*Task brief*.
Please find all lines in the data that hold the string "maligní" and copy them.

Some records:
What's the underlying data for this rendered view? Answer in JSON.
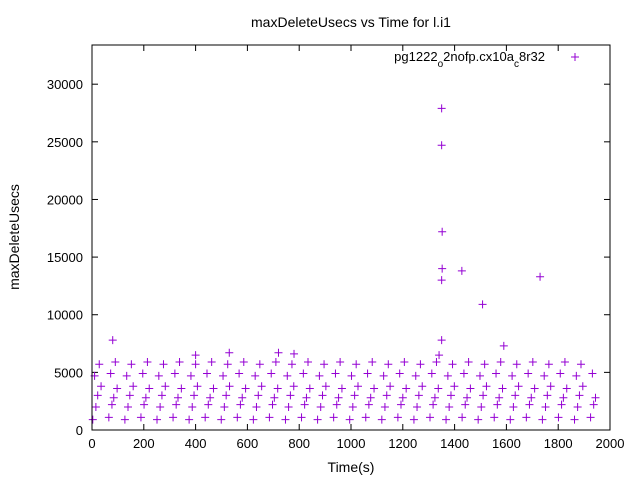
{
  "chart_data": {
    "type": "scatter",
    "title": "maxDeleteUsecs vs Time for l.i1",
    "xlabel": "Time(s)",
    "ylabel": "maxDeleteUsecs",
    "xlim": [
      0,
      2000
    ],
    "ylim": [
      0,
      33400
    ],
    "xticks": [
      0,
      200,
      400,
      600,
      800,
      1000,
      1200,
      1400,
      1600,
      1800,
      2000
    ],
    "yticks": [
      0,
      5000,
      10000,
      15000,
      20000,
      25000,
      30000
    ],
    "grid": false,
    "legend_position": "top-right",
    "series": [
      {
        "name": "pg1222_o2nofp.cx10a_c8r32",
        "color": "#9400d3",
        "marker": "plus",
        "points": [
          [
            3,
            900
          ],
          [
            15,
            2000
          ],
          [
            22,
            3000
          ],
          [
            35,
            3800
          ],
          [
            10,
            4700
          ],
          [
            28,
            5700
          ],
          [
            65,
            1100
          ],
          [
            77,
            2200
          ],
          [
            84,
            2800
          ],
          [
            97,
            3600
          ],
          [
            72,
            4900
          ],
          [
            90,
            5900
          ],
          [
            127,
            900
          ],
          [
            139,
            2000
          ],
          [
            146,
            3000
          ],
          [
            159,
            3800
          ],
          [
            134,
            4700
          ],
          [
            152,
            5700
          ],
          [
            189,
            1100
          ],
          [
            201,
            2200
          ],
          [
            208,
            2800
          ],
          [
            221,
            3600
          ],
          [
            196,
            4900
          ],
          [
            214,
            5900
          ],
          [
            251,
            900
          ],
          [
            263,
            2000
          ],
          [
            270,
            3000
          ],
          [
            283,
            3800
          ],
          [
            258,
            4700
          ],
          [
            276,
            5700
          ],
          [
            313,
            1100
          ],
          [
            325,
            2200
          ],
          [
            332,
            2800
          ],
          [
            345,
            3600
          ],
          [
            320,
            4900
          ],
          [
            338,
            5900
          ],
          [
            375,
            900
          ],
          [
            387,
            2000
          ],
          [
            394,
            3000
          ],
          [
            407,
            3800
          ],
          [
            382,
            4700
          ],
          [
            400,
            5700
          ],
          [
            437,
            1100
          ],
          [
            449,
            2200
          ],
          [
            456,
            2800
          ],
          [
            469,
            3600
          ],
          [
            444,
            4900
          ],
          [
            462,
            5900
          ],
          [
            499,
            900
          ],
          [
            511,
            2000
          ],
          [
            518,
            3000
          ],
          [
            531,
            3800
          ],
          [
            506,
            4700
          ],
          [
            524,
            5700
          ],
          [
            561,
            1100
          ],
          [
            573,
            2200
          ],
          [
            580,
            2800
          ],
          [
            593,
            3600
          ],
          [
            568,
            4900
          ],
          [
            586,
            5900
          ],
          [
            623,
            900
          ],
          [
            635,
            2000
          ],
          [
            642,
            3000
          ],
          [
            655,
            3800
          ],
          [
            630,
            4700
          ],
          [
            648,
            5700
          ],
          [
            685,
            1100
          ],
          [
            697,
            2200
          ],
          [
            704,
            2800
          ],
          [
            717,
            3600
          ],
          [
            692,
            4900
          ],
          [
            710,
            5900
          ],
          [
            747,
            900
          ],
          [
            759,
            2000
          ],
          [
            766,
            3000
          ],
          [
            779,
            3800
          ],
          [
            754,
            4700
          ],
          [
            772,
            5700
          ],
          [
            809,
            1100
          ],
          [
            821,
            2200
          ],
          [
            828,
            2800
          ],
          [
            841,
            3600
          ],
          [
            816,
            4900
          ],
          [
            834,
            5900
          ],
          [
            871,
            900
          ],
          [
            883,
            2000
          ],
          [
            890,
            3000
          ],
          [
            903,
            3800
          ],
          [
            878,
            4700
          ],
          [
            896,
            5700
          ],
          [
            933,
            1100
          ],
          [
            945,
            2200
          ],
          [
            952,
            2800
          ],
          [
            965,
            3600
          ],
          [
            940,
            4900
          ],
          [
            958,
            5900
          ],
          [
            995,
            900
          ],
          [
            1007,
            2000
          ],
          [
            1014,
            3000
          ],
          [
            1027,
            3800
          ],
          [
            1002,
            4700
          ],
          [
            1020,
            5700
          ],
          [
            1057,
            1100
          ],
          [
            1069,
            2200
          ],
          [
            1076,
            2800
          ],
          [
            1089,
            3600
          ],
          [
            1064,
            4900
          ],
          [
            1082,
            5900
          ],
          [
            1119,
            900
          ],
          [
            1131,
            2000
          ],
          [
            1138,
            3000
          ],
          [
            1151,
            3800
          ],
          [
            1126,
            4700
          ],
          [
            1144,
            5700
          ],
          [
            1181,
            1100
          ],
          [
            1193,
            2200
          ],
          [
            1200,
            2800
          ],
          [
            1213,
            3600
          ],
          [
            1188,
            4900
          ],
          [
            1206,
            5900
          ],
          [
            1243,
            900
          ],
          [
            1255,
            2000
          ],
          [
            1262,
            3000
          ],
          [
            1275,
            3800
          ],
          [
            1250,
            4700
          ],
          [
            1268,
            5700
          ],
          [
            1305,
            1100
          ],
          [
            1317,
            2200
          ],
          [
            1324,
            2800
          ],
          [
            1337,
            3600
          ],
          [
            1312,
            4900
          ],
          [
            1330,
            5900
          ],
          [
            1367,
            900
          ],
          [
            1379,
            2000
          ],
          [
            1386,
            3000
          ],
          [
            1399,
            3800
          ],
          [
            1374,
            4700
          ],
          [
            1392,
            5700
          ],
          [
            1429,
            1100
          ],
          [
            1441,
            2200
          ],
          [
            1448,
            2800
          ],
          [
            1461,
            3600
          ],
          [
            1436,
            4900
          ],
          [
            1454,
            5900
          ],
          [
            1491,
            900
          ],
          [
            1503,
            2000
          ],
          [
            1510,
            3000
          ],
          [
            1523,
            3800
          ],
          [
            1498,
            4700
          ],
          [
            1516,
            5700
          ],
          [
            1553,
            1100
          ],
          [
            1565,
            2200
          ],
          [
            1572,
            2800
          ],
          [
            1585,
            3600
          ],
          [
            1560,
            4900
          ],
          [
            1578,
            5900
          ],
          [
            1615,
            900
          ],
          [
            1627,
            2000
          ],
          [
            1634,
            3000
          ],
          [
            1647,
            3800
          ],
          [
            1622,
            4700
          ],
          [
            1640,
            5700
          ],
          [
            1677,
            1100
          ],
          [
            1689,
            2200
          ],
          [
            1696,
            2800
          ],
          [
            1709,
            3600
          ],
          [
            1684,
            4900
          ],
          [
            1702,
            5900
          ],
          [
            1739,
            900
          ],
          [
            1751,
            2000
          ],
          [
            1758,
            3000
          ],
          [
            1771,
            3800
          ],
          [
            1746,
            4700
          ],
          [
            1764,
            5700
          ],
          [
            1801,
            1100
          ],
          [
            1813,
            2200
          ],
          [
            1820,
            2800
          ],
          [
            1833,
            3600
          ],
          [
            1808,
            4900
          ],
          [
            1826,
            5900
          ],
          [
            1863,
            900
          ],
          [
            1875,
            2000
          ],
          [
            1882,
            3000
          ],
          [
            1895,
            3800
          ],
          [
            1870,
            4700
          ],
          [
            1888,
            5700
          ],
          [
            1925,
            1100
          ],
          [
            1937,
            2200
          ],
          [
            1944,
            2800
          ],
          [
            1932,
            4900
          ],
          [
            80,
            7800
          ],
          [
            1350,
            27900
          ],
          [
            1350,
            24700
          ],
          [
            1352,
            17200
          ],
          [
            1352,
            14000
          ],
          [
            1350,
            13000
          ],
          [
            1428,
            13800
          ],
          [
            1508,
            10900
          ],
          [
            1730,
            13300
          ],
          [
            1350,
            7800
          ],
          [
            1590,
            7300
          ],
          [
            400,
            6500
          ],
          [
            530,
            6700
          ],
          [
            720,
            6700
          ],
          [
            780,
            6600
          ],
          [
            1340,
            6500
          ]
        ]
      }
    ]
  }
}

* * *

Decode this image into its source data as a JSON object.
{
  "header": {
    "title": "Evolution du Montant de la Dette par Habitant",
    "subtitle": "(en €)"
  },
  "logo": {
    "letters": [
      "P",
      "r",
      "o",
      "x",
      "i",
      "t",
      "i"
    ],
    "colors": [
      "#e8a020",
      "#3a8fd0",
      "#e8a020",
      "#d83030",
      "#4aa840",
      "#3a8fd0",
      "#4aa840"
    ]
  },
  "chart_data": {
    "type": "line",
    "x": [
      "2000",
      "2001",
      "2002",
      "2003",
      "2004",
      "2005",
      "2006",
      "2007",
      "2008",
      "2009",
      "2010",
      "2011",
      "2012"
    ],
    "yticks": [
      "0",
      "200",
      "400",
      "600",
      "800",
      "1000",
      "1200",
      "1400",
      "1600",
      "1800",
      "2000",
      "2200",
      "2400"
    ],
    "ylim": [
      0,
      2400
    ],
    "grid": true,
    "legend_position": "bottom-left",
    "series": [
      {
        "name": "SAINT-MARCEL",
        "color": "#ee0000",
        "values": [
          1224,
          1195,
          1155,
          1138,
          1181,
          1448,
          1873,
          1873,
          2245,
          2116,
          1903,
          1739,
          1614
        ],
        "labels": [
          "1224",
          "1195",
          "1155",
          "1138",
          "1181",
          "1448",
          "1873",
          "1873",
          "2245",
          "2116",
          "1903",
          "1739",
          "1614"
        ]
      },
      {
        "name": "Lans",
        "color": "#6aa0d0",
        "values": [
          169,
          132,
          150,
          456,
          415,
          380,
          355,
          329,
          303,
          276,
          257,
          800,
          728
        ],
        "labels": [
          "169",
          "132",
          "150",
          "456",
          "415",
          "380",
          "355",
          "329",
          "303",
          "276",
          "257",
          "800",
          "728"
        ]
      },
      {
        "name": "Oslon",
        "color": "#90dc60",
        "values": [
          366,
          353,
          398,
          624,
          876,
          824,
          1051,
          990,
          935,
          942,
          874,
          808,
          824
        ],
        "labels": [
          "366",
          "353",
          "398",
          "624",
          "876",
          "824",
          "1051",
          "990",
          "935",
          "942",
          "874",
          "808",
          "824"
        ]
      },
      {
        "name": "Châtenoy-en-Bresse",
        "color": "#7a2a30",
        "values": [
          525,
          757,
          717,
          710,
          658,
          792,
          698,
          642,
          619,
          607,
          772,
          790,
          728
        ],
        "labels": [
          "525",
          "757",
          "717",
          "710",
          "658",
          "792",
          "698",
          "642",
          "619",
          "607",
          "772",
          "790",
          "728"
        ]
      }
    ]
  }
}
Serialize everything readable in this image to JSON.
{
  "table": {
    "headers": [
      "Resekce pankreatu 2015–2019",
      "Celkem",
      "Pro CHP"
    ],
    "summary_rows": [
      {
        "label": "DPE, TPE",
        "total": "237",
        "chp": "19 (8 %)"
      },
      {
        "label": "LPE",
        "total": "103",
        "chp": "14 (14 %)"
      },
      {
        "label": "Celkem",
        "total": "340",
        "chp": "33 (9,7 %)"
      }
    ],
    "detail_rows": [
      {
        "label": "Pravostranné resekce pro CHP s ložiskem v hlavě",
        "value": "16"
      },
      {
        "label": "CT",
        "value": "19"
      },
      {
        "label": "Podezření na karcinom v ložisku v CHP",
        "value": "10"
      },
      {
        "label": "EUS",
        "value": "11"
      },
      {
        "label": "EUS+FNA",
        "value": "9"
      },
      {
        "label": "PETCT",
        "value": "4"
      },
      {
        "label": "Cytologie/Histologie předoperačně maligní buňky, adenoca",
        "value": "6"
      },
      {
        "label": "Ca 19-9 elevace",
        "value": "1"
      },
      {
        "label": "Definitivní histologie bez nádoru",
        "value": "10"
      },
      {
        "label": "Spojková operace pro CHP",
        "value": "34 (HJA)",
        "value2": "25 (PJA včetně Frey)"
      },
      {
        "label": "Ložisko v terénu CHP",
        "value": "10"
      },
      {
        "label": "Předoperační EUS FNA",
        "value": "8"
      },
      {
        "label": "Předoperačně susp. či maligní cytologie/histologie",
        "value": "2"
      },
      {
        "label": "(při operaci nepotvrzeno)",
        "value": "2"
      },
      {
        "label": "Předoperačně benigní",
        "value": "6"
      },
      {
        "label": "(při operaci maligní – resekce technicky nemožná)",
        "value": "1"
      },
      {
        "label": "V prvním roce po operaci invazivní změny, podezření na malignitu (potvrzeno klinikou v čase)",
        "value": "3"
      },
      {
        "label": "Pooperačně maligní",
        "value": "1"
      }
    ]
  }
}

*Expected output*.
        "label": "Cytologie/Histologie předoperačně maligní buňky, adenoca",
        "label": "Předoperačně susp. či maligní cytologie/histologie",
        "label": "(při operaci maligní – resekce technicky nemožná)",
        "label": "Pooperačně maligní",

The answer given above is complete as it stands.